REQUIRED TASK =>
Can you retype every record below exactly as written?

DATASET RECORDS =>
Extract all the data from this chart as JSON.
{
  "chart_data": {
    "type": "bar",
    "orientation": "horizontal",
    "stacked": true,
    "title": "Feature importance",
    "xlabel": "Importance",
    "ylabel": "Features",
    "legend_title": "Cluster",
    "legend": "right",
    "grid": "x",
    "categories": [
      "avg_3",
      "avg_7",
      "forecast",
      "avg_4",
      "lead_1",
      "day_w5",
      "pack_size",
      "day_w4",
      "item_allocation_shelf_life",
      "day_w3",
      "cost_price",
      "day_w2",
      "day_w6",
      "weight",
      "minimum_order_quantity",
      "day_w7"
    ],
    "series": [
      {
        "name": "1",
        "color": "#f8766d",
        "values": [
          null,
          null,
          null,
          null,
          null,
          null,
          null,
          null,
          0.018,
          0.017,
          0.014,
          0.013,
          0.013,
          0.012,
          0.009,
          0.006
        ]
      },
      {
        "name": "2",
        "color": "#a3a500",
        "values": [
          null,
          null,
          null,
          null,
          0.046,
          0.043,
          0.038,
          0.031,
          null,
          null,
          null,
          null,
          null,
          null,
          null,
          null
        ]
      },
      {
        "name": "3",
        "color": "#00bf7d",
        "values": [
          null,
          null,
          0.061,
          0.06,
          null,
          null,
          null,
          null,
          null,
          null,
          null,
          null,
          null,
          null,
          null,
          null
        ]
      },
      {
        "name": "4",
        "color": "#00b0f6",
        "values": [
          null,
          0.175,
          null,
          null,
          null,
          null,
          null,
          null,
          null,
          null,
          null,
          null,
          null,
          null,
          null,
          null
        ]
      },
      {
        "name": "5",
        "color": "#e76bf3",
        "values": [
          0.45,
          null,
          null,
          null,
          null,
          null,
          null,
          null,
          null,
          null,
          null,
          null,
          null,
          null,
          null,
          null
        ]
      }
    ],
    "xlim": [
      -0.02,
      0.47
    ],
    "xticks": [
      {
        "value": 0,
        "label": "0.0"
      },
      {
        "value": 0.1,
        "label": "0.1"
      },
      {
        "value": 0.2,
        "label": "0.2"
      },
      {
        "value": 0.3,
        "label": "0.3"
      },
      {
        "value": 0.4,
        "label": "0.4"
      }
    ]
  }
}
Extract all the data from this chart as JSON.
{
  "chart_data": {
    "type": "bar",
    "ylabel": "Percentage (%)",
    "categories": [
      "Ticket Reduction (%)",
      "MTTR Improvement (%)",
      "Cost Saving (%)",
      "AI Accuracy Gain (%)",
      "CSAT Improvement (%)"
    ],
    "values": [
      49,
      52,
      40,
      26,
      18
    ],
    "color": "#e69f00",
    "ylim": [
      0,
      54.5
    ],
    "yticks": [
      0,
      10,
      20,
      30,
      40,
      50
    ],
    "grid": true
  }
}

EXERCISE SOLUTION =>
Extract all the data from this chart as JSON.
{
  "chart_data": {
    "type": "bar",
    "orientation": "horizontal",
    "stacked": true,
    "title": "Feature importance",
    "xlabel": "Importance",
    "ylabel": "Features",
    "legend_title": "Cluster",
    "legend": "right",
    "grid": "x",
    "categories": [
      "avg_3",
      "avg_7",
      "forecast",
      "avg_4",
      "lead_1",
      "day_w5",
      "pack_size",
      "day_w4",
      "item_allocation_shelf_life",
      "day_w3",
      "cost_price",
      "day_w2",
      "day_w6",
      "weight",
      "minimum_order_quantity",
      "day_w7"
    ],
    "series": [
      {
        "name": "1",
        "color": "#f8766d",
        "values": [
          null,
          null,
          null,
          null,
          null,
          null,
          null,
          null,
          0.018,
          0.017,
          0.014,
          0.013,
          0.013,
          0.012,
          0.009,
          0.006
        ]
      },
      {
        "name": "2",
        "color": "#a3a500",
        "values": [
          null,
          null,
          null,
          null,
          0.046,
          0.043,
          0.038,
          0.031,
          null,
          null,
          null,
          null,
          null,
          null,
          null,
          null
        ]
      },
      {
        "name": "3",
        "color": "#00bf7d",
        "values": [
          null,
          null,
          0.061,
          0.06,
          null,
          null,
          null,
          null,
          null,
          null,
          null,
          null,
          null,
          null,
          null,
          null
        ]
      },
      {
        "name": "4",
        "color": "#00b0f6",
        "values": [
          null,
          0.175,
          null,
          null,
          null,
          null,
          null,
          null,
          null,
          null,
          null,
          null,
          null,
          null,
          null,
          null
        ]
      },
      {
        "name": "5",
        "color": "#e76bf3",
        "values": [
          0.45,
          null,
          null,
          null,
          null,
          null,
          null,
          null,
          null,
          null,
          null,
          null,
          null,
          null,
          null,
          null
        ]
      }
    ],
    "xlim": [
      -0.02,
      0.47
    ],
    "xticks": [
      {
        "value": 0,
        "label": "0.0"
      },
      {
        "value": 0.1,
        "label": "0.1"
      },
      {
        "value": 0.2,
        "label": "0.2"
      },
      {
        "value": 0.3,
        "label": "0.3"
      },
      {
        "value": 0.4,
        "label": "0.4"
      }
    ]
  }
}
Extract all the data from this chart as JSON.
{
  "chart_data": {
    "type": "bar",
    "ylabel": "Percentage (%)",
    "categories": [
      "Ticket Reduction (%)",
      "MTTR Improvement (%)",
      "Cost Saving (%)",
      "AI Accuracy Gain (%)",
      "CSAT Improvement (%)"
    ],
    "values": [
      49,
      52,
      40,
      26,
      18
    ],
    "color": "#e69f00",
    "ylim": [
      0,
      54.5
    ],
    "yticks": [
      0,
      10,
      20,
      30,
      40,
      50
    ],
    "grid": true
  }
}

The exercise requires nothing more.